### SUA TAREFA
Como seguiria a notícia sobre a recusa de Ancelotti ao convite da seleção italiana? Escreva a continuação a partir da última frase do trecho.

### TRECHO SELECIONADO

Carlo Ancelotti recusou o convite da Federação Italiana de Futebol (FIGC) para comandar a seleção italiana, reafirmando seu compromisso com a Confederação Brasileira de Futebol (CBF). A busca por um novo técnico ocorreu após a Itália ser eliminada da Copa do Mundo de 2026, e o treinador brasileiro descartou o retorno ao futebol de seu país neste momento.
A iniciativa da FIGC, liderada por Paolo Maldini, visou trazer nomes renomados como Ancelotti e Pep Guardiola para assumir a equipe italiana. Maldini declarou à imprensa internacional que a decisão de consultar os melhores do mundo foi natural diante da importância do momento da seleção. Ele classificou o convite como um “chamado às armas” e comentou que, tradicionalmente, “quando a Itália chama, é difícil dizer não”.

### MATERIAL FORNECIDO

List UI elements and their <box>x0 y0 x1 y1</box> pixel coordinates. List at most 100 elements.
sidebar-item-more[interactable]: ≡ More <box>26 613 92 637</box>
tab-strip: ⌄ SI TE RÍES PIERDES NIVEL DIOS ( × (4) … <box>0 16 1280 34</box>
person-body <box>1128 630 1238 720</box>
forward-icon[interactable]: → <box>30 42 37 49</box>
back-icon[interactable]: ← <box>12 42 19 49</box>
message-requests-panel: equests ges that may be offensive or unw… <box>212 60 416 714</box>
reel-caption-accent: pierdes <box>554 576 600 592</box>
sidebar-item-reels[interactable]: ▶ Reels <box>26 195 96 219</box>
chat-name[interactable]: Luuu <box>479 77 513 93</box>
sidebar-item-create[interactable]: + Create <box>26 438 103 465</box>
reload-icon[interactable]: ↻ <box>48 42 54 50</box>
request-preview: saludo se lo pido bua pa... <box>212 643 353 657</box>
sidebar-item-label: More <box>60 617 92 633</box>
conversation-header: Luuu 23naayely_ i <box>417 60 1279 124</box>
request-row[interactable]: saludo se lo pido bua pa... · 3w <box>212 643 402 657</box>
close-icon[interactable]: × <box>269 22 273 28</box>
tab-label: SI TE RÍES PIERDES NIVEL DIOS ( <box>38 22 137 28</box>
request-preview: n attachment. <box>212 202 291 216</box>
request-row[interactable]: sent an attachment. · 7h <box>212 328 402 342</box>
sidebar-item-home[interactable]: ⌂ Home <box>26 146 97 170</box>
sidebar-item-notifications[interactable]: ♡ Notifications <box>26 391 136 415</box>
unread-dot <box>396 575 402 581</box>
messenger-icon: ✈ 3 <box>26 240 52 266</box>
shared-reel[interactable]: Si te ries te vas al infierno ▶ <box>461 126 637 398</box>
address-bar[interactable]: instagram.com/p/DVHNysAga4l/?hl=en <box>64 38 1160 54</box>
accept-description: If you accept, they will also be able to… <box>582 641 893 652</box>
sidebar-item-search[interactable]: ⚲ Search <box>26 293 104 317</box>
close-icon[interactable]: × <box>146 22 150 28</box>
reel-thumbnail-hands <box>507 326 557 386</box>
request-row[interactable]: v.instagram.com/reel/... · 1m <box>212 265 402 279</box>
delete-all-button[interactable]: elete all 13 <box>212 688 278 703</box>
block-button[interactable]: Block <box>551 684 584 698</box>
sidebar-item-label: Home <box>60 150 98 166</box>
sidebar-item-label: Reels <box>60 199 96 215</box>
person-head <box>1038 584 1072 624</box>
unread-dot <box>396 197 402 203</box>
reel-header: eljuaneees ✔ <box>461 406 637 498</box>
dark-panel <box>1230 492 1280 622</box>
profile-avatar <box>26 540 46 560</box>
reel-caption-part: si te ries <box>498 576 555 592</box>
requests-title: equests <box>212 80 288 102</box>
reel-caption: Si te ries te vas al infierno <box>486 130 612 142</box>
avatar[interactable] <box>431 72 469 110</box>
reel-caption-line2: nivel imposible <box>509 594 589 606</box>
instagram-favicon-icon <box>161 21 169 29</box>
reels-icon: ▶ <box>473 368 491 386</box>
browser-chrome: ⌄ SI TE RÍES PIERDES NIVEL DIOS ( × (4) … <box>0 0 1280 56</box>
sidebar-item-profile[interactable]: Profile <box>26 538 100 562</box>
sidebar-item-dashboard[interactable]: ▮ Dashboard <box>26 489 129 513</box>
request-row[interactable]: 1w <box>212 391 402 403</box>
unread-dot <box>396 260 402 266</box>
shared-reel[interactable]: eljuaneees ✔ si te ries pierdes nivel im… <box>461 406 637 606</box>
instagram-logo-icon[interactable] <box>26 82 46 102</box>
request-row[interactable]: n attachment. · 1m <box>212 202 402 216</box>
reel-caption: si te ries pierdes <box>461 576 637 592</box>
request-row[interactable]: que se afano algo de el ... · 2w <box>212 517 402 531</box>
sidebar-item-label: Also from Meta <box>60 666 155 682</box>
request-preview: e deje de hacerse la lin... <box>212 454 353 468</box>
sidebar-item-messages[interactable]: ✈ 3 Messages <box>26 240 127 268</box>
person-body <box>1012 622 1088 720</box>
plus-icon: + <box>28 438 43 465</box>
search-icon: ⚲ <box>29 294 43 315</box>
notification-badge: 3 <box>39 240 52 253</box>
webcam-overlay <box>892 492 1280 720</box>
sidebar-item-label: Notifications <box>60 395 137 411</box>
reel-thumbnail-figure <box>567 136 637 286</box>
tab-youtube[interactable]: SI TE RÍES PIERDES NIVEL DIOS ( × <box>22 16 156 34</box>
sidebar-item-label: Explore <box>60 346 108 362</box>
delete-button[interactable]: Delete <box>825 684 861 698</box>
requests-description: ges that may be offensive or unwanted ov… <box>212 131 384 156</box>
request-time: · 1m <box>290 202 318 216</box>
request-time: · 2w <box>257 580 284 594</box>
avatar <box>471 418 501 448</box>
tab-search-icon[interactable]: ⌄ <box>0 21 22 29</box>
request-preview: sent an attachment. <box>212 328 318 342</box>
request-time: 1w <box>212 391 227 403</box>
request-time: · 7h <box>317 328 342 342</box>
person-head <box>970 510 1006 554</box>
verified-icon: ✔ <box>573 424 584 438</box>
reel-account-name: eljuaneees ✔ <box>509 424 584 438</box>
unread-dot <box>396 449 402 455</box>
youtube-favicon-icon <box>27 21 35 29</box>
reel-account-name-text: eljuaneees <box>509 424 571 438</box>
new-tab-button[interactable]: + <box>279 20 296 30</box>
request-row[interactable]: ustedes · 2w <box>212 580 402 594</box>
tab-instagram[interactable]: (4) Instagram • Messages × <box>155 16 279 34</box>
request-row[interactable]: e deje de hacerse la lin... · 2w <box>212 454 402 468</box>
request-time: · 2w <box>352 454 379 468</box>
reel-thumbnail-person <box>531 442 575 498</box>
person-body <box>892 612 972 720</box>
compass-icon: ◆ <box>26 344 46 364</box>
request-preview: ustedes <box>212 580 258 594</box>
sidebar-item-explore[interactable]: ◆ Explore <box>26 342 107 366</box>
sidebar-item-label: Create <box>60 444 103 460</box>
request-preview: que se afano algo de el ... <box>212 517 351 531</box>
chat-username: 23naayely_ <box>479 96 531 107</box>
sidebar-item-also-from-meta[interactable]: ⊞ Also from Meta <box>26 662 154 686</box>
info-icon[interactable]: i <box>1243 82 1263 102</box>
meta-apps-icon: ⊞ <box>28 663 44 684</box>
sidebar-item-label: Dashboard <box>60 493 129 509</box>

### RESPOSTA AO EXERCÍCIO
As negociações com Guardiola não avançaram, segundo a imprensa italiana, devido a questões financeiras. A federação teria oferecido 10 milhões de euros por temporada, mas o treinador espanhol teria pedido o dobro do valor. No caso de Ancelotti, o técnico comunicou à CBF sobre o contato e reforçou que pretende cumprir o contrato firmado com a entidade brasileira, que tem validade até 2030.
Atualmente em férias no Canadá, Ancelotti deve retornar em agosto para preparar a equipe para amistosos contra a Austrália. A ausência da Itália no Mundial de 2026 amplia um período de dificuldades da seleção europeia, que não disputa torneio desde 2014. Já a Seleção Brasileira também foi eliminada nas oitavas de final da Copa de 2026.